→ **What is expected**
Word for word, quote all of the material, omitting the pictures.

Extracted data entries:
-*-*-

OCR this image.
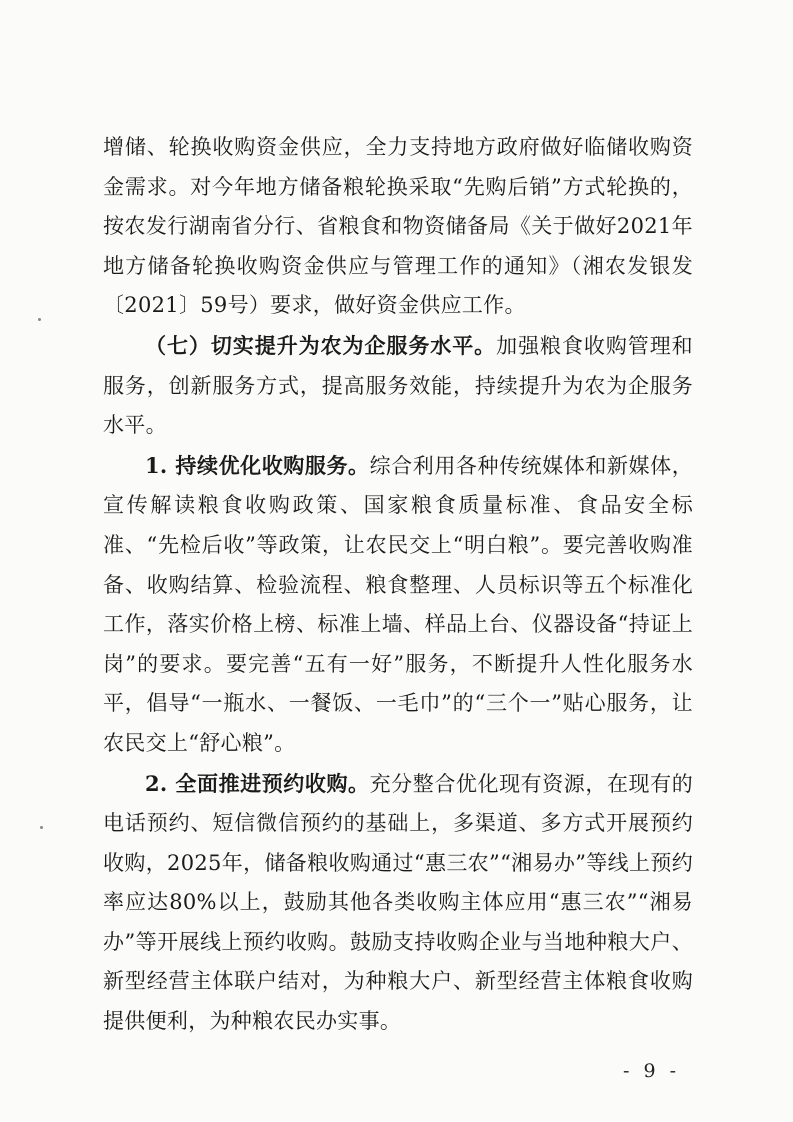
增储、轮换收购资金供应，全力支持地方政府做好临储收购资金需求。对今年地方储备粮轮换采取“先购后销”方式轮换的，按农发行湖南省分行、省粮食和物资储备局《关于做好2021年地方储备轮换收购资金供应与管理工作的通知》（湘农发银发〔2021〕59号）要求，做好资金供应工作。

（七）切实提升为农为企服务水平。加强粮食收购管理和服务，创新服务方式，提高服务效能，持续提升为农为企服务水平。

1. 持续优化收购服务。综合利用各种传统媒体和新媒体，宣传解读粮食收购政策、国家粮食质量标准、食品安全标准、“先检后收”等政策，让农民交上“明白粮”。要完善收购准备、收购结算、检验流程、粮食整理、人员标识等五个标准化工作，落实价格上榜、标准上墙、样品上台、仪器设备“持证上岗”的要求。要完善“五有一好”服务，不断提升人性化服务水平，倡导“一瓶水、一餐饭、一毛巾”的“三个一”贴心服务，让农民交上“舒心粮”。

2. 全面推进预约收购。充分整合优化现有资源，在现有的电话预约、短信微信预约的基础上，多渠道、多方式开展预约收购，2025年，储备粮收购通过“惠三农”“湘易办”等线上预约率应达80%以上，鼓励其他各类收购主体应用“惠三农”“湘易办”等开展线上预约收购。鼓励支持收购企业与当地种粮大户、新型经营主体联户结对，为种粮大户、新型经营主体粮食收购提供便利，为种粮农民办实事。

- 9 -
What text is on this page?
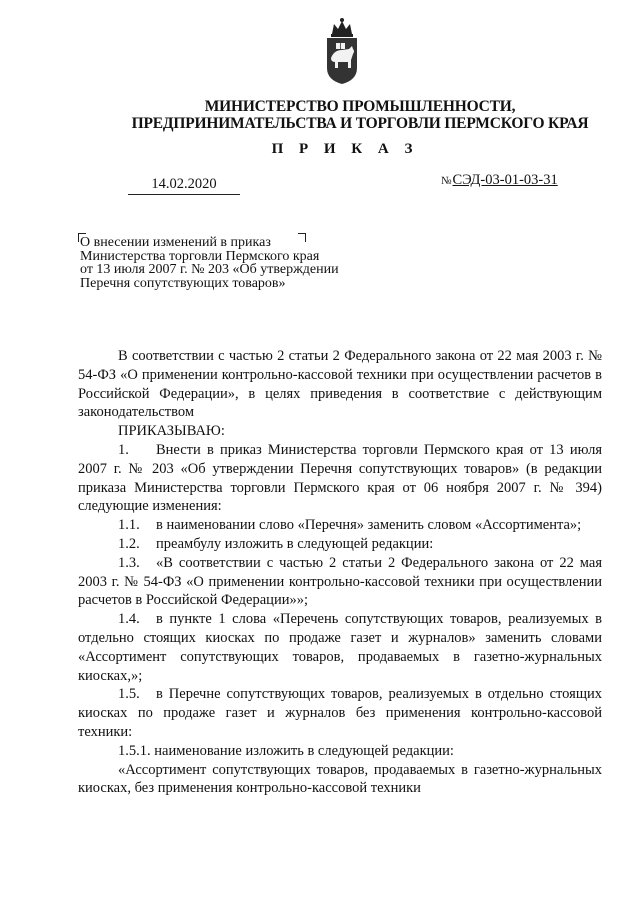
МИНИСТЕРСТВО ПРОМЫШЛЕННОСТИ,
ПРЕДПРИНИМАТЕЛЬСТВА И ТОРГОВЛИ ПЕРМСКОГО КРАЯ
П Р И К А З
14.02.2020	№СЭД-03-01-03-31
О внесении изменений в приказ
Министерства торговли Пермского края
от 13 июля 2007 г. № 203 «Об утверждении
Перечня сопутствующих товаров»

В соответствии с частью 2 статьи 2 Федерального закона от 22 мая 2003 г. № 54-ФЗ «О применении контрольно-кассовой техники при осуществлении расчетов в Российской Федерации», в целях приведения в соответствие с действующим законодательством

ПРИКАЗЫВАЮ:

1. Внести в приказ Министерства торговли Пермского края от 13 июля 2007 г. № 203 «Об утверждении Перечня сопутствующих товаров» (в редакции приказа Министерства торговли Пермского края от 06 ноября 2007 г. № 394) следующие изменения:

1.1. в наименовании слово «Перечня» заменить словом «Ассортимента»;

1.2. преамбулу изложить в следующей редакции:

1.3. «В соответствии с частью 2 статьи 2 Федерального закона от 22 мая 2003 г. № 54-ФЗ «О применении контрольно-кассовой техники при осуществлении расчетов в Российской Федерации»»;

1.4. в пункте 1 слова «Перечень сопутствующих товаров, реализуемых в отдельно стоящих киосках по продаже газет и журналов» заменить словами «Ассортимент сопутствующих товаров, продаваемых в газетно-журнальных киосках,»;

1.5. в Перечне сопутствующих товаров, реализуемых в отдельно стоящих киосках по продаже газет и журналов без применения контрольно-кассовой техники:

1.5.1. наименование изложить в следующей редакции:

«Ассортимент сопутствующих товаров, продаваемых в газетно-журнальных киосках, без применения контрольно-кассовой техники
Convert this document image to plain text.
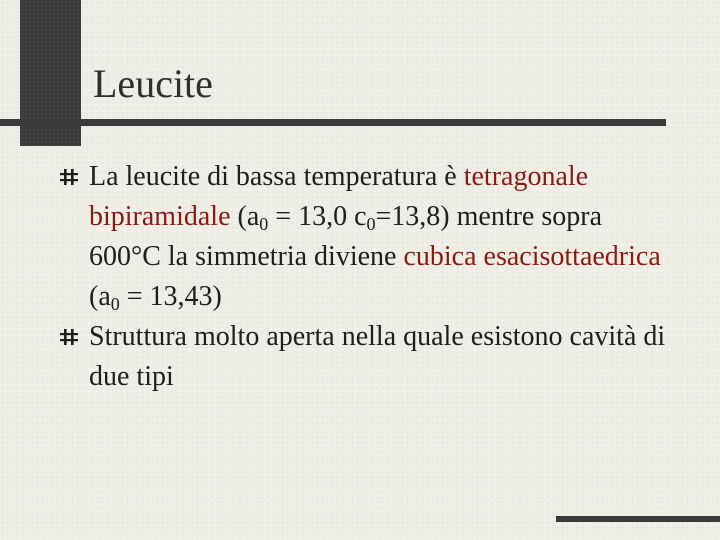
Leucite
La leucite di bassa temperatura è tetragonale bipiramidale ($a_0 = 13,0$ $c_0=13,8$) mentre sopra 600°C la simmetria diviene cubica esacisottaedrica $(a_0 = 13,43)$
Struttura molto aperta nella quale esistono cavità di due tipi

-*-*-

→ **Final result**
OCR this image.
增储、轮换收购资金供应，全力支持地方政府做好临储收购资金需求。对今年地方储备粮轮换采取“先购后销”方式轮换的，按农发行湖南省分行、省粮食和物资储备局《关于做好2021年地方储备轮换收购资金供应与管理工作的通知》（湘农发银发〔2021〕59号）要求，做好资金供应工作。

（七）切实提升为农为企服务水平。加强粮食收购管理和服务，创新服务方式，提高服务效能，持续提升为农为企服务水平。

1. 持续优化收购服务。综合利用各种传统媒体和新媒体，宣传解读粮食收购政策、国家粮食质量标准、食品安全标准、“先检后收”等政策，让农民交上“明白粮”。要完善收购准备、收购结算、检验流程、粮食整理、人员标识等五个标准化工作，落实价格上榜、标准上墙、样品上台、仪器设备“持证上岗”的要求。要完善“五有一好”服务，不断提升人性化服务水平，倡导“一瓶水、一餐饭、一毛巾”的“三个一”贴心服务，让农民交上“舒心粮”。

2. 全面推进预约收购。充分整合优化现有资源，在现有的电话预约、短信微信预约的基础上，多渠道、多方式开展预约收购，2025年，储备粮收购通过“惠三农”“湘易办”等线上预约率应达80%以上，鼓励其他各类收购主体应用“惠三农”“湘易办”等开展线上预约收购。鼓励支持收购企业与当地种粮大户、新型经营主体联户结对，为种粮大户、新型经营主体粮食收购提供便利，为种粮农民办实事。

- 9 -
What text is on this page?
МИНИСТЕРСТВО ПРОМЫШЛЕННОСТИ,
ПРЕДПРИНИМАТЕЛЬСТВА И ТОРГОВЛИ ПЕРМСКОГО КРАЯ
П Р И К А З
14.02.2020	№СЭД-03-01-03-31
О внесении изменений в приказ
Министерства торговли Пермского края
от 13 июля 2007 г. № 203 «Об утверждении
Перечня сопутствующих товаров»

В соответствии с частью 2 статьи 2 Федерального закона от 22 мая 2003 г. № 54-ФЗ «О применении контрольно-кассовой техники при осуществлении расчетов в Российской Федерации», в целях приведения в соответствие с действующим законодательством

ПРИКАЗЫВАЮ:

1. Внести в приказ Министерства торговли Пермского края от 13 июля 2007 г. № 203 «Об утверждении Перечня сопутствующих товаров» (в редакции приказа Министерства торговли Пермского края от 06 ноября 2007 г. № 394) следующие изменения:

1.1. в наименовании слово «Перечня» заменить словом «Ассортимента»;

1.2. преамбулу изложить в следующей редакции:

1.3. «В соответствии с частью 2 статьи 2 Федерального закона от 22 мая 2003 г. № 54-ФЗ «О применении контрольно-кассовой техники при осуществлении расчетов в Российской Федерации»»;

1.4. в пункте 1 слова «Перечень сопутствующих товаров, реализуемых в отдельно стоящих киосках по продаже газет и журналов» заменить словами «Ассортимент сопутствующих товаров, продаваемых в газетно-журнальных киосках,»;

1.5. в Перечне сопутствующих товаров, реализуемых в отдельно стоящих киосках по продаже газет и журналов без применения контрольно-кассовой техники:

1.5.1. наименование изложить в следующей редакции:

«Ассортимент сопутствующих товаров, продаваемых в газетно-журнальных киосках, без применения контрольно-кассовой техники
Convert this document image to plain text.
Leucite
La leucite di bassa temperatura è tetragonale bipiramidale ($a_0 = 13,0$ $c_0=13,8$) mentre sopra 600°C la simmetria diviene cubica esacisottaedrica $(a_0 = 13,43)$
Struttura molto aperta nella quale esistono cavità di due tipi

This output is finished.